** START Given records **
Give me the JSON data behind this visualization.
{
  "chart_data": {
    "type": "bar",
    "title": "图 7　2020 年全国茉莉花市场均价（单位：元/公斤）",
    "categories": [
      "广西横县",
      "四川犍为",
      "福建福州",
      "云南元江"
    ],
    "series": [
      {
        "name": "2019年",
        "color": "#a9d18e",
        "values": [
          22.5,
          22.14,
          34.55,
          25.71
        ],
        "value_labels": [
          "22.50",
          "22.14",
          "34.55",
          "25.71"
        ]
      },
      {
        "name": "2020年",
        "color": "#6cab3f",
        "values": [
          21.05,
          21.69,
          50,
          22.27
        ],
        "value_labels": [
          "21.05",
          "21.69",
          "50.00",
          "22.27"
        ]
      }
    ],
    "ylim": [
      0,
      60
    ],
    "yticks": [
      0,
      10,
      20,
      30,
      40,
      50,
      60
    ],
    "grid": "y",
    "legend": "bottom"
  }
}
** END Given records **
** START Given records **
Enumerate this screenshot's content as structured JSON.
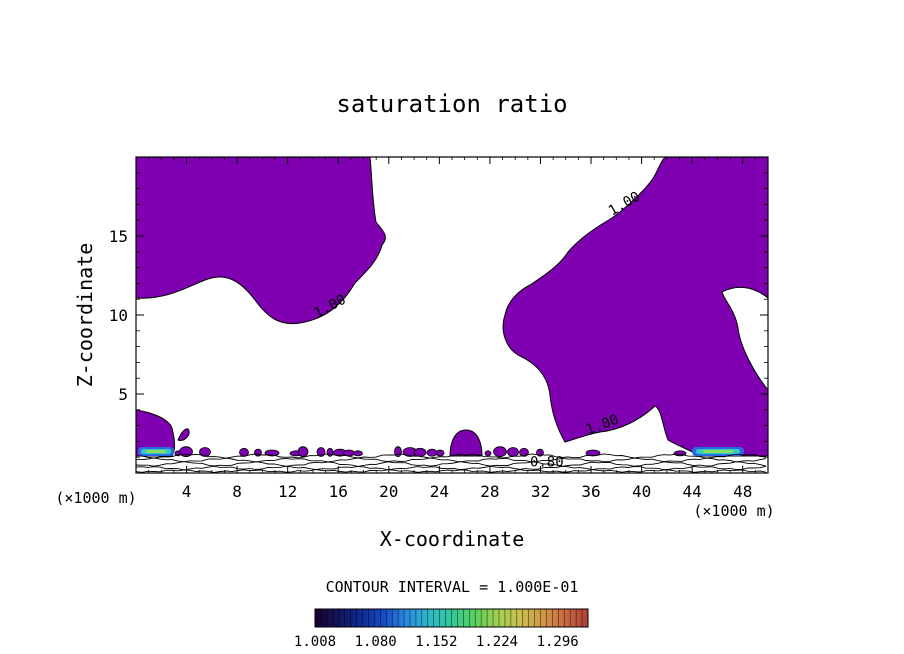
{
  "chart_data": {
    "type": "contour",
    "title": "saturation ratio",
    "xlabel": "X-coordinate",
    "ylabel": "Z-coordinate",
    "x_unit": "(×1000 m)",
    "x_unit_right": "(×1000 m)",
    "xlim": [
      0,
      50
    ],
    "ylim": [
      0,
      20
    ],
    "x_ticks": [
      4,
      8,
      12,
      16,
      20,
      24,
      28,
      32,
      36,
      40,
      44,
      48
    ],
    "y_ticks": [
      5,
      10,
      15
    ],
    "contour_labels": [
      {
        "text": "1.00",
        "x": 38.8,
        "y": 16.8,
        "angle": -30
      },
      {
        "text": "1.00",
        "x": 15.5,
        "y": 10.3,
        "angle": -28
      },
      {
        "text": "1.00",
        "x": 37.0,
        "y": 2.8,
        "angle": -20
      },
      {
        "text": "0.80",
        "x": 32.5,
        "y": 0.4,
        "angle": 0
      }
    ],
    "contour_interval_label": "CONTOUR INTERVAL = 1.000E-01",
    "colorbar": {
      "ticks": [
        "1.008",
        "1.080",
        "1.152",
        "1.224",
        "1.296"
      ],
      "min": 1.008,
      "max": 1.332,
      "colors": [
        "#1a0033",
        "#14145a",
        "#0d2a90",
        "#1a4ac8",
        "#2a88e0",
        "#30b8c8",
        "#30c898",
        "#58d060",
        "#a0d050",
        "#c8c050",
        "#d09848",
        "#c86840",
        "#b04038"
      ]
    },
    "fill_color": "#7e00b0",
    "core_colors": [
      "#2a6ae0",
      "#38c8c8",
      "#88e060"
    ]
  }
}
** END Given records **
**To do**
Only a number is wanted: how many lines above include "title"?

**Expected answer**
2